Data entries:
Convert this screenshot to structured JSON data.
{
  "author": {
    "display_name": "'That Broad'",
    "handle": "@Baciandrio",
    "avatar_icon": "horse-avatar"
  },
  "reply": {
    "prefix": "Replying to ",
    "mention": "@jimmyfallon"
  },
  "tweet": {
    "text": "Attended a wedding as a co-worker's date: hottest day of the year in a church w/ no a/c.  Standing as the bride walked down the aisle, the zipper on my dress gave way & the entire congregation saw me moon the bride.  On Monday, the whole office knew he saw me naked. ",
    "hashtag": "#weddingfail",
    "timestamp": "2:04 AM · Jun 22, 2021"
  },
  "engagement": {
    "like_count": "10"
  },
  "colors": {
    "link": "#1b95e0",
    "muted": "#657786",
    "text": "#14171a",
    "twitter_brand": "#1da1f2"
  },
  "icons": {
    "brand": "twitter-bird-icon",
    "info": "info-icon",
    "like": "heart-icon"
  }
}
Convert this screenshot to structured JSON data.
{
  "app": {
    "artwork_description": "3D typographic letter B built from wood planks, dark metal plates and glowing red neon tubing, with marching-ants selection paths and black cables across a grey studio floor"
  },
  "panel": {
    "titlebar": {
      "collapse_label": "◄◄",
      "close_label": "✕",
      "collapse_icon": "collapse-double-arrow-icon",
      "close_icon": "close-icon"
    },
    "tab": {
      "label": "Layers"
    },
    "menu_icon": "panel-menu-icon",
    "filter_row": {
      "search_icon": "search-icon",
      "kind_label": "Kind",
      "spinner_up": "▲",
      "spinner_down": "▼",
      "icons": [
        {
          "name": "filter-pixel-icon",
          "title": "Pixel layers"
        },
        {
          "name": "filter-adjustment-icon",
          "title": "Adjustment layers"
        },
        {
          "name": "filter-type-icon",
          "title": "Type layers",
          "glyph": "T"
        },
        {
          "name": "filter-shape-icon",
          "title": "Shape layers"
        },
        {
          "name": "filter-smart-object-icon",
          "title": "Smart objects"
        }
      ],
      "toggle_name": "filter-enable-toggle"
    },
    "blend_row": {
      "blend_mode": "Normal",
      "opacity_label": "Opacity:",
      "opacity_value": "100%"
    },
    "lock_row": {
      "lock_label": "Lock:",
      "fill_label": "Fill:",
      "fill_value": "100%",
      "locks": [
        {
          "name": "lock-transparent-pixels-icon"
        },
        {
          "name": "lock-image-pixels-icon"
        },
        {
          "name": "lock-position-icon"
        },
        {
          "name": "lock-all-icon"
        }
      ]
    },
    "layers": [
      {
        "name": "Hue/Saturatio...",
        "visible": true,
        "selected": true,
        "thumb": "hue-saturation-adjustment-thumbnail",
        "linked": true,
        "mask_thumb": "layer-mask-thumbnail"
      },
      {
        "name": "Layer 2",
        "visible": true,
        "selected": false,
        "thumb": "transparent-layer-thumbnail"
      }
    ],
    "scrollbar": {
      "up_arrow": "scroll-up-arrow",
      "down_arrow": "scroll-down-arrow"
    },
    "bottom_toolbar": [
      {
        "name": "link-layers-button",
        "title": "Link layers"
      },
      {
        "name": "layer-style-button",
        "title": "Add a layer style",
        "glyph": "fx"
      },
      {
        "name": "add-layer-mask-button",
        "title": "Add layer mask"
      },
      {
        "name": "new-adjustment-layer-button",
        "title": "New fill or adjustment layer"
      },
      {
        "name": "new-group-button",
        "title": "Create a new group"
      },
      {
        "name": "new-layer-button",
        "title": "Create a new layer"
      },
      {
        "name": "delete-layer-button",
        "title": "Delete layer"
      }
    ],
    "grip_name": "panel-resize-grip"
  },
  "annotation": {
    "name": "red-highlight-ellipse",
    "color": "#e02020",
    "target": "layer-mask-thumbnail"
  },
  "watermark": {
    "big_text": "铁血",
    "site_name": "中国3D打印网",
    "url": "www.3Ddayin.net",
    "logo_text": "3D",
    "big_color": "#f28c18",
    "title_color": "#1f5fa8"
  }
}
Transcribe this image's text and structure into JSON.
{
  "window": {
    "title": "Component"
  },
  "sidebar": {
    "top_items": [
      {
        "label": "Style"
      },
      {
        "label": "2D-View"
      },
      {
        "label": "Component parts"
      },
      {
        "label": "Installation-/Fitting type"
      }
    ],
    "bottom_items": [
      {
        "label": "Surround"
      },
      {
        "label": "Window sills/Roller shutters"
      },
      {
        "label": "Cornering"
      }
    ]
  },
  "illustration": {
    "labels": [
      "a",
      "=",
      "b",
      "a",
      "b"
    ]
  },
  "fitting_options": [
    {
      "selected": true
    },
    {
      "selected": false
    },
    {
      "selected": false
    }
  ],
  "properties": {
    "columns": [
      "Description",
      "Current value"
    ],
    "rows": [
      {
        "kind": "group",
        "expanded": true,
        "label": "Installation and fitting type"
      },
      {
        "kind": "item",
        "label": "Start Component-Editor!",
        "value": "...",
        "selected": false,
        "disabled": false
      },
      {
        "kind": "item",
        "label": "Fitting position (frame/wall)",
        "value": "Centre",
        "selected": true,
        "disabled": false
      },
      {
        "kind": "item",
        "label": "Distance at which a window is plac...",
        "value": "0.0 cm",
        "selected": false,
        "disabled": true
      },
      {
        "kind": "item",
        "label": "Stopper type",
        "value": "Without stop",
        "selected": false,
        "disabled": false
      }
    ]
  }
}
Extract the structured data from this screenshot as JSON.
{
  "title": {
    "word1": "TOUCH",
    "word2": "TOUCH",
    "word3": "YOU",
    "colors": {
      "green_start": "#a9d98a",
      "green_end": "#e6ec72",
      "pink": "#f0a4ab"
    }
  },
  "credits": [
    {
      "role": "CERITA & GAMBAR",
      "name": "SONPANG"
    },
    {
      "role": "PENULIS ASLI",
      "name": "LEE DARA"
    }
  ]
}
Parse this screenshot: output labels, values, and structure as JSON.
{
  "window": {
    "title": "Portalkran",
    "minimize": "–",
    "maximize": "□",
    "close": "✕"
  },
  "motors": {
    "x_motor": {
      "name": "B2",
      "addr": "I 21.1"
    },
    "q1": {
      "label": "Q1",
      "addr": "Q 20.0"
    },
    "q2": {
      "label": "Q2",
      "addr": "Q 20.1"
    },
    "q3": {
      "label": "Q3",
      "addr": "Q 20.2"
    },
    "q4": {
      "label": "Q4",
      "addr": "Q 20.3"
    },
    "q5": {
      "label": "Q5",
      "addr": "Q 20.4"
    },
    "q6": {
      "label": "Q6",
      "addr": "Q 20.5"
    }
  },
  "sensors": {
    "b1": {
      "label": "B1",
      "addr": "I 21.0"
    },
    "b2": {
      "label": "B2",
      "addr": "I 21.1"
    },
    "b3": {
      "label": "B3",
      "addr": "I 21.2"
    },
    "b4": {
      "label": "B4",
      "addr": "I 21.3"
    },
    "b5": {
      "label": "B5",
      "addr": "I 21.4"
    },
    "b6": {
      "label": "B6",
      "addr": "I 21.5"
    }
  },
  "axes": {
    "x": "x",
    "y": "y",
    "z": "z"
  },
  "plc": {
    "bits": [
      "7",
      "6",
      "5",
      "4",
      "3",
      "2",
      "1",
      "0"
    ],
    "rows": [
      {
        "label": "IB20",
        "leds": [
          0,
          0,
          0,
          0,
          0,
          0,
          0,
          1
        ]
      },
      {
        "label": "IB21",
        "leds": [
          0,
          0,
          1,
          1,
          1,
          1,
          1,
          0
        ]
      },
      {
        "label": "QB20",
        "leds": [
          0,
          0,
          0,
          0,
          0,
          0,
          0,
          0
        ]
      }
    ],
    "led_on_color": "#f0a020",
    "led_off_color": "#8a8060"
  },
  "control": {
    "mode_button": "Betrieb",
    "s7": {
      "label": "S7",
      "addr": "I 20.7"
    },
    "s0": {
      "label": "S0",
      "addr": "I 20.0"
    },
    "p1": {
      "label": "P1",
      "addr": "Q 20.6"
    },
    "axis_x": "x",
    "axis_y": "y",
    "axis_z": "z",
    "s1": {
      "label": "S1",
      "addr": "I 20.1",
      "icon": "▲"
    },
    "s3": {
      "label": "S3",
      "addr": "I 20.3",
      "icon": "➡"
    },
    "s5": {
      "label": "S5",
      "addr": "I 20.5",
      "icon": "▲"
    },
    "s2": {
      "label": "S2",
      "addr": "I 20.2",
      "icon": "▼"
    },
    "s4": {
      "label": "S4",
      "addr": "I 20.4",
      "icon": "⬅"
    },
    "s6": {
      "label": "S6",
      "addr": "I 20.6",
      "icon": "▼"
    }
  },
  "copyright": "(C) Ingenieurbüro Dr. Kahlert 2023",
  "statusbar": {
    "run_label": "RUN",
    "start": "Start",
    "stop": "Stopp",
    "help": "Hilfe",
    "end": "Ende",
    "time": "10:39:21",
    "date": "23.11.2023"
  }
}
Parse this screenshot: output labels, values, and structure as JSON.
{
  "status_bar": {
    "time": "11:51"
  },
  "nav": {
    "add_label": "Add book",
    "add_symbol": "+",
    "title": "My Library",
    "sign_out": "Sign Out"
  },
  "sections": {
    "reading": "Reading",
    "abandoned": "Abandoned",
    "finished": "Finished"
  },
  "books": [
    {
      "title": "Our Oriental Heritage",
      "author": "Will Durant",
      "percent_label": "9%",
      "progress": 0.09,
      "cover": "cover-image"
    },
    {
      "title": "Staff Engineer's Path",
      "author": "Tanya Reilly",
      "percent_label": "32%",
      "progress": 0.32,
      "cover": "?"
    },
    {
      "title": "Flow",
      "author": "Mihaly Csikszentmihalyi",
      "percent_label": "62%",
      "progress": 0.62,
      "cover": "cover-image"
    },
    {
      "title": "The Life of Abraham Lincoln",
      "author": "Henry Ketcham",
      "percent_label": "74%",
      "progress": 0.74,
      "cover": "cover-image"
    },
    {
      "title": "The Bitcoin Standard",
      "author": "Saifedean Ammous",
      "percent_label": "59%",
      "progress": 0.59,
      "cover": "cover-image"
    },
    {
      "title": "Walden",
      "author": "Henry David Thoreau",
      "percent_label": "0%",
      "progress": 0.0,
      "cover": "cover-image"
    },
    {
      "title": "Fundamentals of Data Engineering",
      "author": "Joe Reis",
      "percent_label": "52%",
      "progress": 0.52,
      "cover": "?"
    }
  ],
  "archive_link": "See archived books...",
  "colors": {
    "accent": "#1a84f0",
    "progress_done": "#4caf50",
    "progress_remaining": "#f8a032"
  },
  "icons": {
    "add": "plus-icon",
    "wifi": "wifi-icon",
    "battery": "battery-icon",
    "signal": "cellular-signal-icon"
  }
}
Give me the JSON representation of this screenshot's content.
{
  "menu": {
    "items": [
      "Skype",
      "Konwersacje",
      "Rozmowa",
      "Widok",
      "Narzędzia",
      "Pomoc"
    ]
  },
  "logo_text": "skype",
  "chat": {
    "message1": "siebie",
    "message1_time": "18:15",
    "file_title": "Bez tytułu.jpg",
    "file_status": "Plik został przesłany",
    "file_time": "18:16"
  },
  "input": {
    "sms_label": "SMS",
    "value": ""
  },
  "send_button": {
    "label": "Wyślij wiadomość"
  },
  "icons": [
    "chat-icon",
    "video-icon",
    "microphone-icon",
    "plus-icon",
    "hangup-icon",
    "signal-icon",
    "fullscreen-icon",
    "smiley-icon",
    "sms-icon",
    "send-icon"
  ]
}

Task to complete: Tally the lines in the entries above that hold the word "pixels". Reply with nothing but that count.

Result of the exercise: 2